From the listing below, extract each line containing the string "como".

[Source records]
┌──

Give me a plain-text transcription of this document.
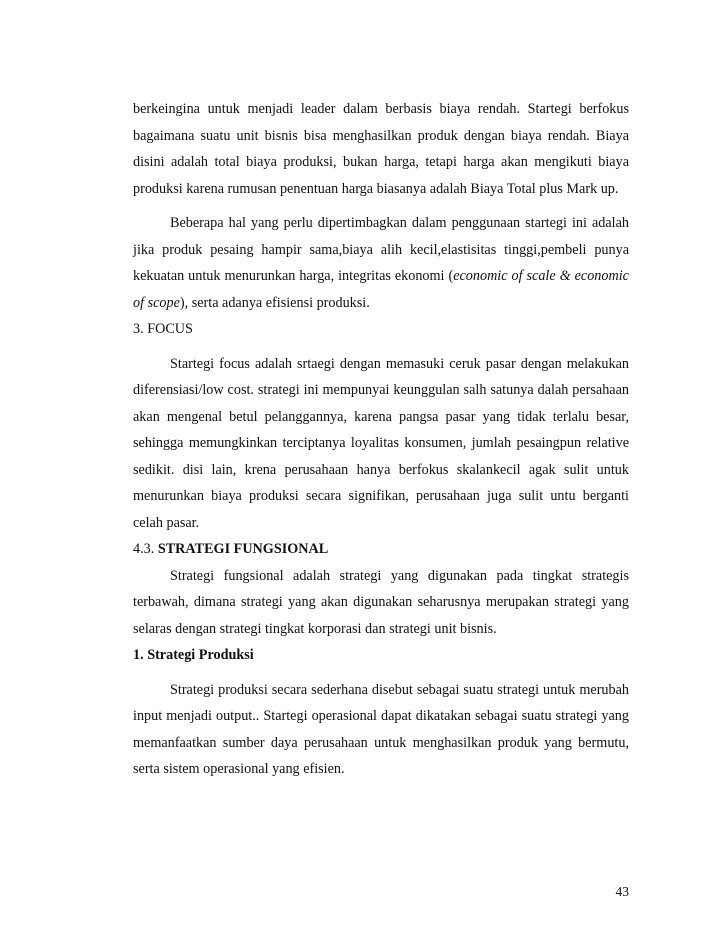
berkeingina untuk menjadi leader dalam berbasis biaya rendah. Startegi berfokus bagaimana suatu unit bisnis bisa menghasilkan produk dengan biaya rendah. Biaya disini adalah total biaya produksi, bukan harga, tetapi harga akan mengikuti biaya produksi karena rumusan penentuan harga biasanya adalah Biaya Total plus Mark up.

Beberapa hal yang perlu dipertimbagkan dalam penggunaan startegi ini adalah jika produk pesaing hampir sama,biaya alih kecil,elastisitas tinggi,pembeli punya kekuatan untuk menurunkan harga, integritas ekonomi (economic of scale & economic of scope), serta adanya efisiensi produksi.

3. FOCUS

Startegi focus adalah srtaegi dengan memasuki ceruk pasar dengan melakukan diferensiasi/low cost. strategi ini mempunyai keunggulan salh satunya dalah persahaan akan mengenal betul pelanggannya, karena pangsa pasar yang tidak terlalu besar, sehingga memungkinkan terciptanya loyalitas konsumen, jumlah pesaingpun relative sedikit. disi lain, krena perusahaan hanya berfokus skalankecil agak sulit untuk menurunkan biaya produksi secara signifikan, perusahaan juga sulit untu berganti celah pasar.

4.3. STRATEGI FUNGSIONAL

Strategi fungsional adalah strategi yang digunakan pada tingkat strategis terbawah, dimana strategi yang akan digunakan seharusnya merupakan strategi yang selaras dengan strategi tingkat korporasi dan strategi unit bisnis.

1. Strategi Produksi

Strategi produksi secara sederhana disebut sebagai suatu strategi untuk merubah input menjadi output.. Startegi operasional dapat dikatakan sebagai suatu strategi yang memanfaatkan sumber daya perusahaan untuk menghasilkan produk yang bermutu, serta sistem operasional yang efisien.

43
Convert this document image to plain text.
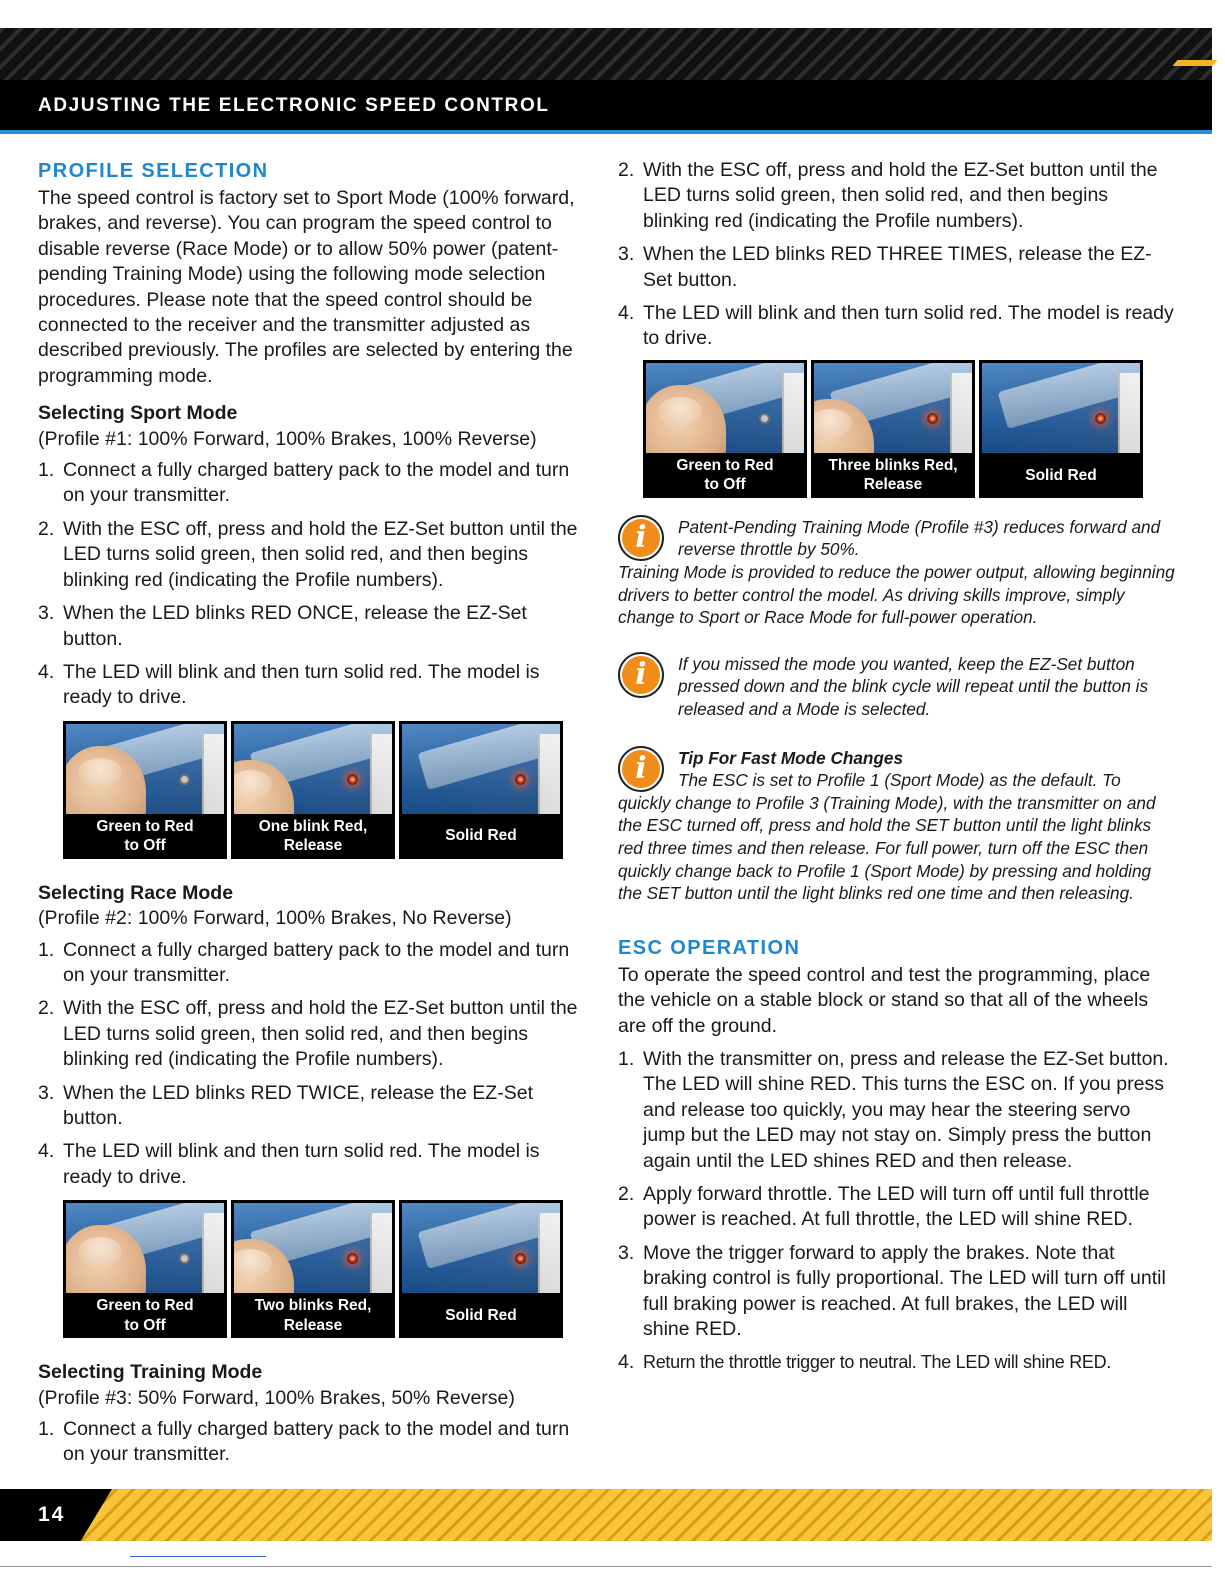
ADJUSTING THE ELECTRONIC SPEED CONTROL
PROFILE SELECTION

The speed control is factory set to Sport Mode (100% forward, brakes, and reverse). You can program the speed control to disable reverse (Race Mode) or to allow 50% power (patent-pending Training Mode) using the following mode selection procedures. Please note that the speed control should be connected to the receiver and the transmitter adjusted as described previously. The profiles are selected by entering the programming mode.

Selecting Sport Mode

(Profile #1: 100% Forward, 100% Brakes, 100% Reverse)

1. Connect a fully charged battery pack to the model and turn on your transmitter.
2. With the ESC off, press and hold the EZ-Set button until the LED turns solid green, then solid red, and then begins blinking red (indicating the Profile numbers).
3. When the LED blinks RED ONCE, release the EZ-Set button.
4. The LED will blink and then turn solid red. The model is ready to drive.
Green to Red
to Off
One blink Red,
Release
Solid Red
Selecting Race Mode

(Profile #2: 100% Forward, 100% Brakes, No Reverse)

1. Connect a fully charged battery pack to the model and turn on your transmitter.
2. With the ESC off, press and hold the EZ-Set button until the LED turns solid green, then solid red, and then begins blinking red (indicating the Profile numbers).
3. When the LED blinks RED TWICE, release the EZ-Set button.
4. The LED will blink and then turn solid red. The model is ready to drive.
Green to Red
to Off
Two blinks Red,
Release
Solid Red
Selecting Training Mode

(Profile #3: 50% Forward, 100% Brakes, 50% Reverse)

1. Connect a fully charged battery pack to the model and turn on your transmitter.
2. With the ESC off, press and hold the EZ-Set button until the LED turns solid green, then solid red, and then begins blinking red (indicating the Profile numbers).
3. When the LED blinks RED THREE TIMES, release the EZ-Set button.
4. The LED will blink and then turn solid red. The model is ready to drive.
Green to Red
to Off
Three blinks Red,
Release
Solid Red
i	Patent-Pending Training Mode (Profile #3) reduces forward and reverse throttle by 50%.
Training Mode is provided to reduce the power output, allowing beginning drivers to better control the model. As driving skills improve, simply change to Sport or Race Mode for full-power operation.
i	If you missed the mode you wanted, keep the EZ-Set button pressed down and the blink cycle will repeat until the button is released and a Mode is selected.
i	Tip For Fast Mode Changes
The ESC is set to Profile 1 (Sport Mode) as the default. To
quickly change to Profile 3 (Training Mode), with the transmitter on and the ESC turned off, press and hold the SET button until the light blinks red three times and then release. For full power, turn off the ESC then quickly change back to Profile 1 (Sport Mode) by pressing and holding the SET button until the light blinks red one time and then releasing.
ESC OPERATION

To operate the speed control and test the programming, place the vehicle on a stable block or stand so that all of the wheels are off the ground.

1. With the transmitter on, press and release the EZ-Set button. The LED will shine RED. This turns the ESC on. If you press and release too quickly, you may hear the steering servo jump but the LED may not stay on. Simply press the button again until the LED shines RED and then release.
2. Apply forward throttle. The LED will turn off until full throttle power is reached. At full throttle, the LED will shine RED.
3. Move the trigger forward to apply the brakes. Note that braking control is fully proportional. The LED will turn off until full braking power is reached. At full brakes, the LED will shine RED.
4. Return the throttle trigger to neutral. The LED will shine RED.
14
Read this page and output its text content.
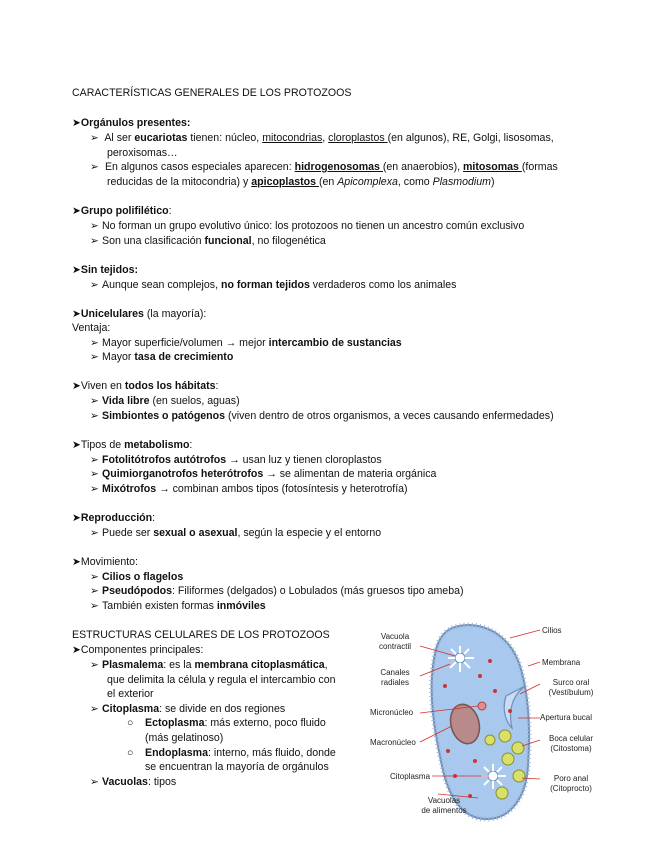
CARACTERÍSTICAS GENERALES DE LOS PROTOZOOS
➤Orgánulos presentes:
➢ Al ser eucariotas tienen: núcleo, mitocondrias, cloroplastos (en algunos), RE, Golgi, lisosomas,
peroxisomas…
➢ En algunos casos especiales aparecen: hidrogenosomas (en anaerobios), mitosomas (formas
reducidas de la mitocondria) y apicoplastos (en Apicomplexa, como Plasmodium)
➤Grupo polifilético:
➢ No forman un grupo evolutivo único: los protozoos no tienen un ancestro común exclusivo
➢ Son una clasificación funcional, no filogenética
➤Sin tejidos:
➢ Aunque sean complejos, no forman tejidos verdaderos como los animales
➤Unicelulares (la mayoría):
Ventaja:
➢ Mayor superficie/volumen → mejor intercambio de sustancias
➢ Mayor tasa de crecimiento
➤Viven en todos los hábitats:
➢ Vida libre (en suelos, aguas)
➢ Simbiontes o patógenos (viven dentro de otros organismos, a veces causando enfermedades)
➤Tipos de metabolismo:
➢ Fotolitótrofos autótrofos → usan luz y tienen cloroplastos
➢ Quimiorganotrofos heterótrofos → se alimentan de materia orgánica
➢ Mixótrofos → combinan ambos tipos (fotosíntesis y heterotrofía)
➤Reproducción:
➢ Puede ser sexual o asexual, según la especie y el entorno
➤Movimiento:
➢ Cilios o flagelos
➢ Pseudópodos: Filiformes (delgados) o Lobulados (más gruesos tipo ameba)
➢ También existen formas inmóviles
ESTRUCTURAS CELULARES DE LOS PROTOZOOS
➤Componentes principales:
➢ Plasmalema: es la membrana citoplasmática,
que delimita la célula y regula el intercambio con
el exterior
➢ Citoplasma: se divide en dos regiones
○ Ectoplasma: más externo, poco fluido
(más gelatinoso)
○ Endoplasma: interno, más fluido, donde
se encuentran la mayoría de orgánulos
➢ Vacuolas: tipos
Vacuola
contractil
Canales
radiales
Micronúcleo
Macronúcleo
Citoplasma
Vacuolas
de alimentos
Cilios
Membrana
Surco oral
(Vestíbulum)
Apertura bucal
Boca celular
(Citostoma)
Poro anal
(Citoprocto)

└──

**RESPONSE BELOW:**
reducidas de la mitocondria) y apicoplastos (en Apicomplexa, como Plasmodium)
➢ Aunque sean complejos, no forman tejidos verdaderos como los animales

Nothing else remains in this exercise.